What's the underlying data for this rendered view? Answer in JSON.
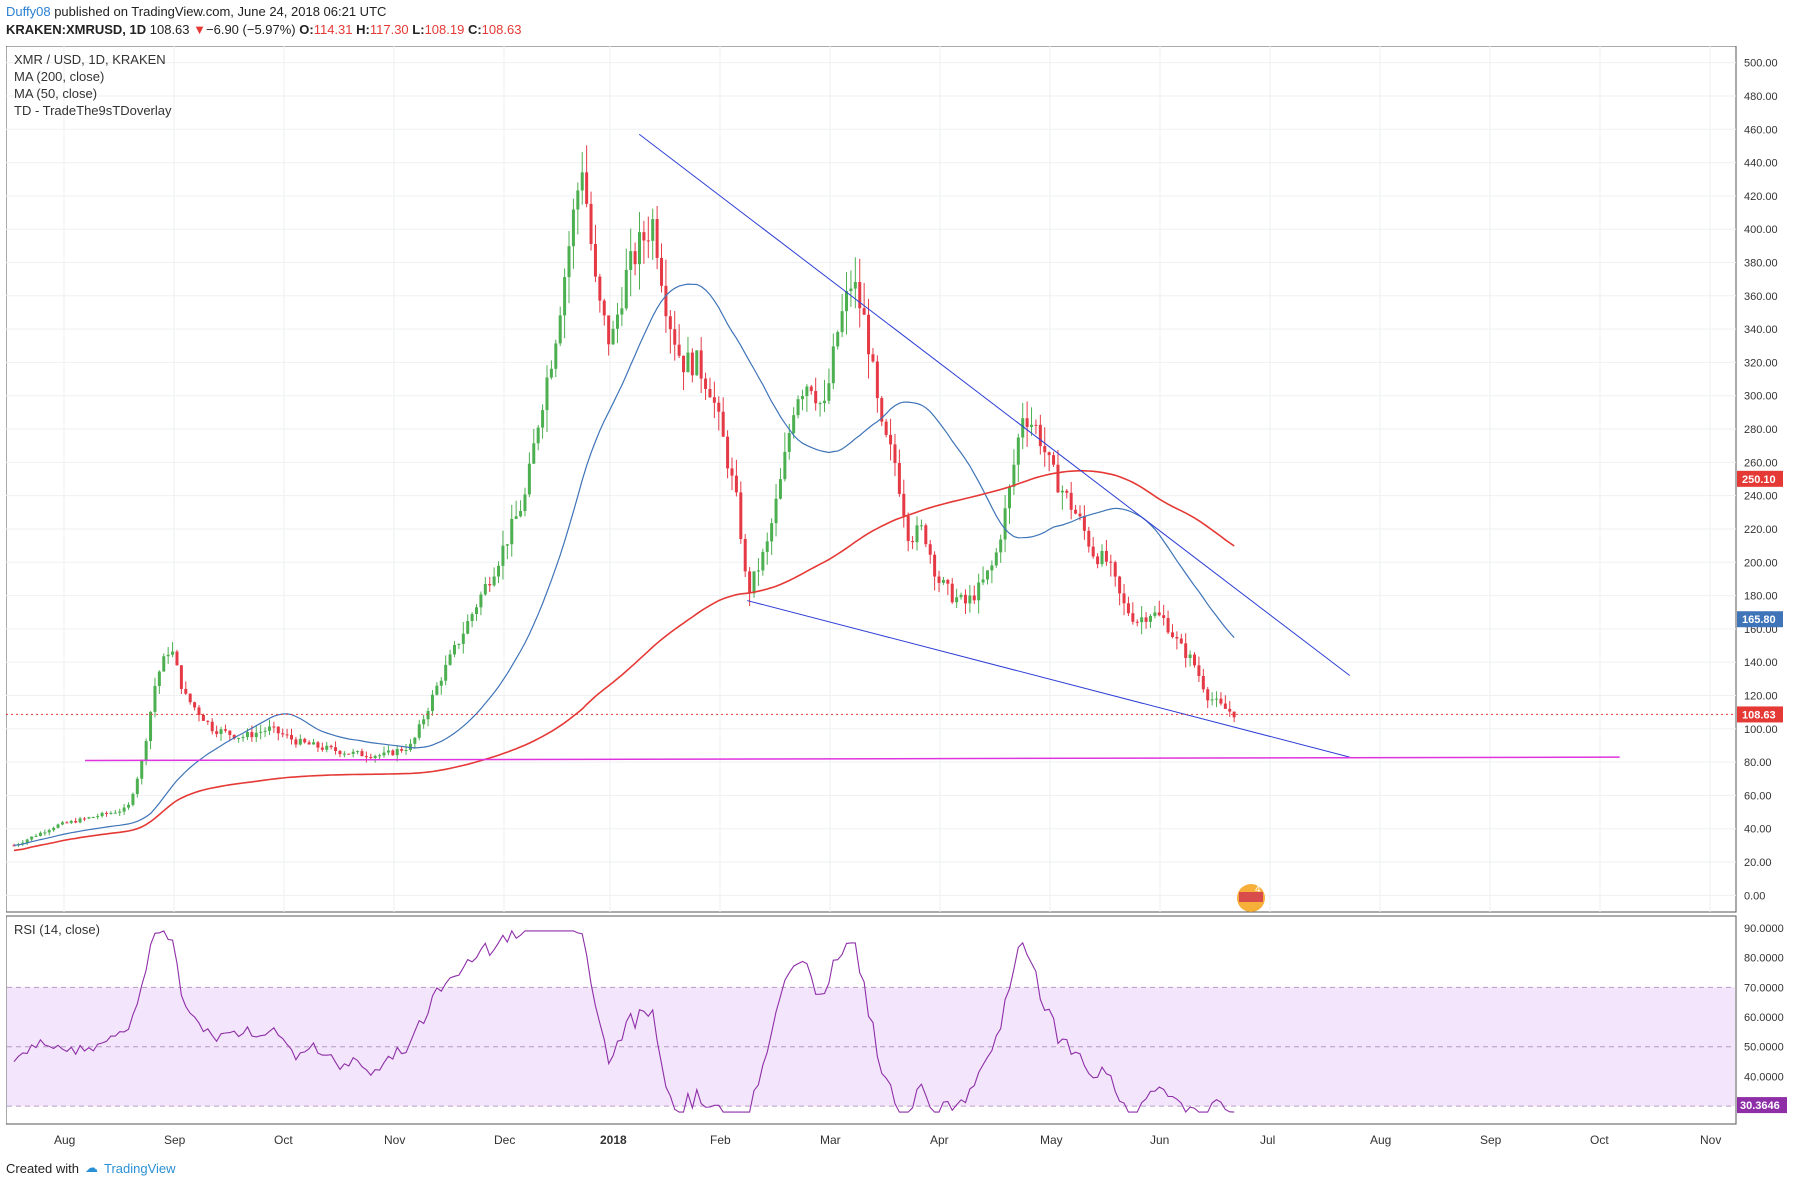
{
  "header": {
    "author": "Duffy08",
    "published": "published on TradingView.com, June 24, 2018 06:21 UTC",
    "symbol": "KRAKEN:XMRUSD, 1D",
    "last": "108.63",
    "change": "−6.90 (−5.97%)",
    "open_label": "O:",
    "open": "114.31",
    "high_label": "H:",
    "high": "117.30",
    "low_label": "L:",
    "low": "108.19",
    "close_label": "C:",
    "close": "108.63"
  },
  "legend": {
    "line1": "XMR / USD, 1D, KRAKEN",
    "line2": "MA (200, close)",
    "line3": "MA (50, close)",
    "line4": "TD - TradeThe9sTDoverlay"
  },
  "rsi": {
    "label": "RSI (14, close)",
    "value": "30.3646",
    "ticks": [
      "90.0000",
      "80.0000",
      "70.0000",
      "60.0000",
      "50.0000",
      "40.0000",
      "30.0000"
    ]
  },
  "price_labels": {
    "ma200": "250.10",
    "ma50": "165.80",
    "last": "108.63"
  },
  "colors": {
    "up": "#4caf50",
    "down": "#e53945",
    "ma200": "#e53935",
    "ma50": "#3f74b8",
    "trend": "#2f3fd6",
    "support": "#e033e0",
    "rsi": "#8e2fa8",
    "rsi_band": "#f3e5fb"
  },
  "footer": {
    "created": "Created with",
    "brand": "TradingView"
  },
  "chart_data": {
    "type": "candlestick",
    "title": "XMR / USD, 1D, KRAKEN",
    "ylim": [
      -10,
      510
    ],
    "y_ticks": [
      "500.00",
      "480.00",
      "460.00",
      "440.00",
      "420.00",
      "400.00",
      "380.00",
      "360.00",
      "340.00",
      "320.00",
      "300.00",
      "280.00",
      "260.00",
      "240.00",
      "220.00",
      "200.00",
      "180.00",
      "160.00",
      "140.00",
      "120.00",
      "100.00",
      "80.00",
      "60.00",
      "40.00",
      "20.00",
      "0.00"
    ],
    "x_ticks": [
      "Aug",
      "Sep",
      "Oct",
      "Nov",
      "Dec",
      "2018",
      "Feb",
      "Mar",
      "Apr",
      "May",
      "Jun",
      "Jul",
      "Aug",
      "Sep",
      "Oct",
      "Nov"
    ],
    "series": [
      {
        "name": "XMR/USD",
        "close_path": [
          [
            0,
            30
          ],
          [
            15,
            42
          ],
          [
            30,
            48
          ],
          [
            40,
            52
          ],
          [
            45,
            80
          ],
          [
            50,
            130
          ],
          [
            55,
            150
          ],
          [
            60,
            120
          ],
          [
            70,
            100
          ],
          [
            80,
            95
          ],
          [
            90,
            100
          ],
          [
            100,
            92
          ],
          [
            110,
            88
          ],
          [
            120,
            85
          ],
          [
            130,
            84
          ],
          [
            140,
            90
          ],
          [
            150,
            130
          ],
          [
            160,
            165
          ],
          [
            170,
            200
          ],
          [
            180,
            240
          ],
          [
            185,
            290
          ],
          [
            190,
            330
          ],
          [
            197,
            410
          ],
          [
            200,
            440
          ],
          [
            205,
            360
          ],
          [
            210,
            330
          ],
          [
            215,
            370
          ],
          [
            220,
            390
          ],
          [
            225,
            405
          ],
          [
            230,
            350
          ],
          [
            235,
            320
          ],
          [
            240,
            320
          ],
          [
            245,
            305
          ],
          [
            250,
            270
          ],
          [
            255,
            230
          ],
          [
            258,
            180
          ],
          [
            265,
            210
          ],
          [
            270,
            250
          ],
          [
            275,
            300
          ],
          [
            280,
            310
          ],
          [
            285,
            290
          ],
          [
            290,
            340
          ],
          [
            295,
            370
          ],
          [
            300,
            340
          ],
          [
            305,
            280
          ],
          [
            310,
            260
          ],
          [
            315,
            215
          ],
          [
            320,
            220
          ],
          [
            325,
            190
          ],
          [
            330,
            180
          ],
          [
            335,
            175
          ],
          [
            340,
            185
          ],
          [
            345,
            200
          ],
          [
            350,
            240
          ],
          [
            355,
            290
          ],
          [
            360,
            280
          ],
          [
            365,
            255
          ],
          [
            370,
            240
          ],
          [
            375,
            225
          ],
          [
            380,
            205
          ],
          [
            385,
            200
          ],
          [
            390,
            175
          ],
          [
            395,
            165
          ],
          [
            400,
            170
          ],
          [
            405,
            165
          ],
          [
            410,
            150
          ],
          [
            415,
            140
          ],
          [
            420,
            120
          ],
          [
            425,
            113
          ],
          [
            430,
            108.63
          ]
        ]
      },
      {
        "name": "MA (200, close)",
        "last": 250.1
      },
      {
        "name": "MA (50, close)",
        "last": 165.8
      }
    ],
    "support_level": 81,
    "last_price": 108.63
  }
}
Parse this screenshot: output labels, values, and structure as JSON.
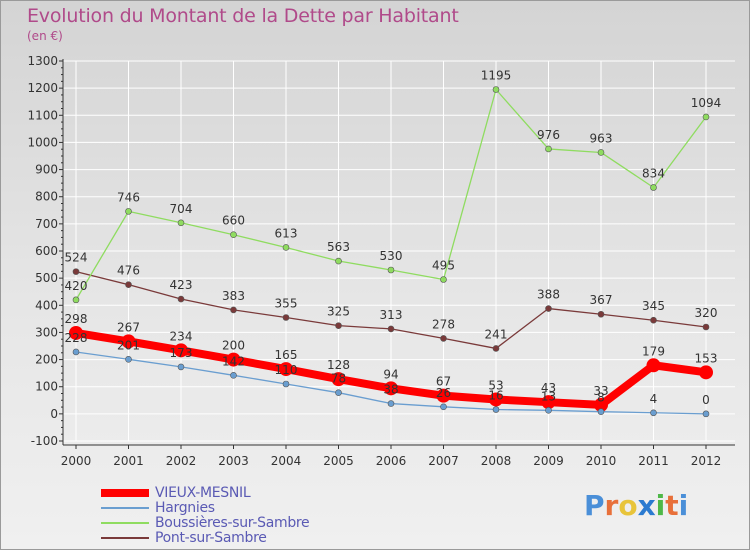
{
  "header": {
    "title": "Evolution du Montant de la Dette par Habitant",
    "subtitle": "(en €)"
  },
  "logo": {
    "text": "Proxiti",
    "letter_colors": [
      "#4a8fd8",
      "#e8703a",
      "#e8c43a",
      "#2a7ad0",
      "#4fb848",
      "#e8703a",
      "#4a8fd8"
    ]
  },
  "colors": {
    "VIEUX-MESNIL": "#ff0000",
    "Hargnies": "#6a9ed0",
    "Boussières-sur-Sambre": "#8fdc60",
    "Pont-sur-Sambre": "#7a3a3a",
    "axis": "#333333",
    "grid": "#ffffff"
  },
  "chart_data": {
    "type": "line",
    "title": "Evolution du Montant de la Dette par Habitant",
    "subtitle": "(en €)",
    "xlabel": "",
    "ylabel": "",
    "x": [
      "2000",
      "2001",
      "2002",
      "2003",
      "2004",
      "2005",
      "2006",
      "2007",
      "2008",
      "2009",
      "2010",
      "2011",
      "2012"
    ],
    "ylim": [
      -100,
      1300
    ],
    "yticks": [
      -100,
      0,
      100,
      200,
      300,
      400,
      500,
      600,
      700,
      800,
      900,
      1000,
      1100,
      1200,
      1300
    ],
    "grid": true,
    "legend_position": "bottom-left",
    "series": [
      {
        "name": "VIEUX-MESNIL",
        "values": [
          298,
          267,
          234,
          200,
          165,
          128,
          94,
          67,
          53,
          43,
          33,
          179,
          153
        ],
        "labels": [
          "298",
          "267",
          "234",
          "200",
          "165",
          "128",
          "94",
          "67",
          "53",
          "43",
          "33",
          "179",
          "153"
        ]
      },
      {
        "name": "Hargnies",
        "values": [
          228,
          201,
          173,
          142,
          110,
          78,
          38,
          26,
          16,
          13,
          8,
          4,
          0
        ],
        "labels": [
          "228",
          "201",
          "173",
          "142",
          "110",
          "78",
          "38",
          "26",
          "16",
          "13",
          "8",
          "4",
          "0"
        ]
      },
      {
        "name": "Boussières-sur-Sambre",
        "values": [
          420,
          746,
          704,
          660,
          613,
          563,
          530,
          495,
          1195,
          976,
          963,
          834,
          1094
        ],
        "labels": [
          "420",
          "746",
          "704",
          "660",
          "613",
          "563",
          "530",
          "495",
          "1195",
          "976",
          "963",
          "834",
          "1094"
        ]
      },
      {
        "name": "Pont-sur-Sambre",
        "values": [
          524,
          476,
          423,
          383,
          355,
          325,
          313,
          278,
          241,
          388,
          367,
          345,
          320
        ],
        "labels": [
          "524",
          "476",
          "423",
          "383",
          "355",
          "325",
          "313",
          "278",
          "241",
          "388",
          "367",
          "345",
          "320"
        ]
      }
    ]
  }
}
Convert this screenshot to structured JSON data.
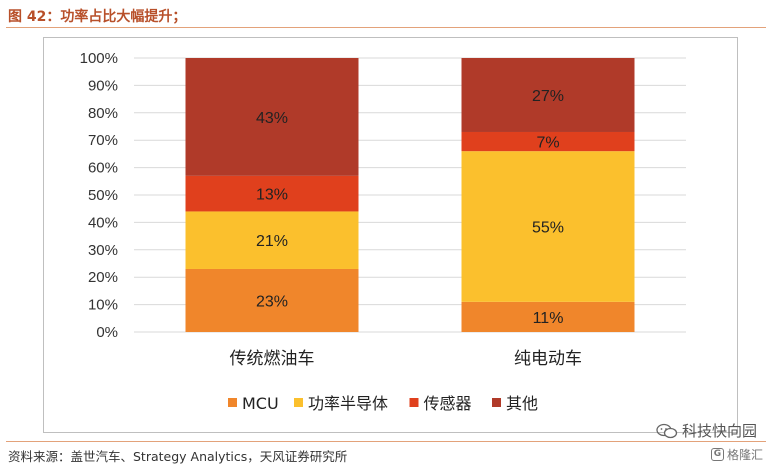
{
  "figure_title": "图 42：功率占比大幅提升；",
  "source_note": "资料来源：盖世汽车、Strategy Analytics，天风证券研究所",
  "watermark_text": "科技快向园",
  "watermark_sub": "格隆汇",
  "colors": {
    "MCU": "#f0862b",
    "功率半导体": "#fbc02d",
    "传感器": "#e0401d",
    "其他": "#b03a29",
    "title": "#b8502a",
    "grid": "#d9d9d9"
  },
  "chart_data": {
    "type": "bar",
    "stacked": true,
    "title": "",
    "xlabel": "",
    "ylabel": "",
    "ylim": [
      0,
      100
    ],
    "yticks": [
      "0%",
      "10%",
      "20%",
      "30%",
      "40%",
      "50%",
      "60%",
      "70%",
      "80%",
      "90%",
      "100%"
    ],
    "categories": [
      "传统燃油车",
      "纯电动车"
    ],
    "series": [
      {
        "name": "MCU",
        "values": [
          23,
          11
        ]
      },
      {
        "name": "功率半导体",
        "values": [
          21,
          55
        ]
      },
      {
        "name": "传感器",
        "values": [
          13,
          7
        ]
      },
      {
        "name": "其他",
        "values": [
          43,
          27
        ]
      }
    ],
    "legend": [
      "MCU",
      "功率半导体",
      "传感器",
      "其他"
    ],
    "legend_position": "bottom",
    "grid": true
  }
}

■ Exercise aim ■
Report how many lines of the preceding records include "VIEUX". Output the number only.

■ Task response ■
2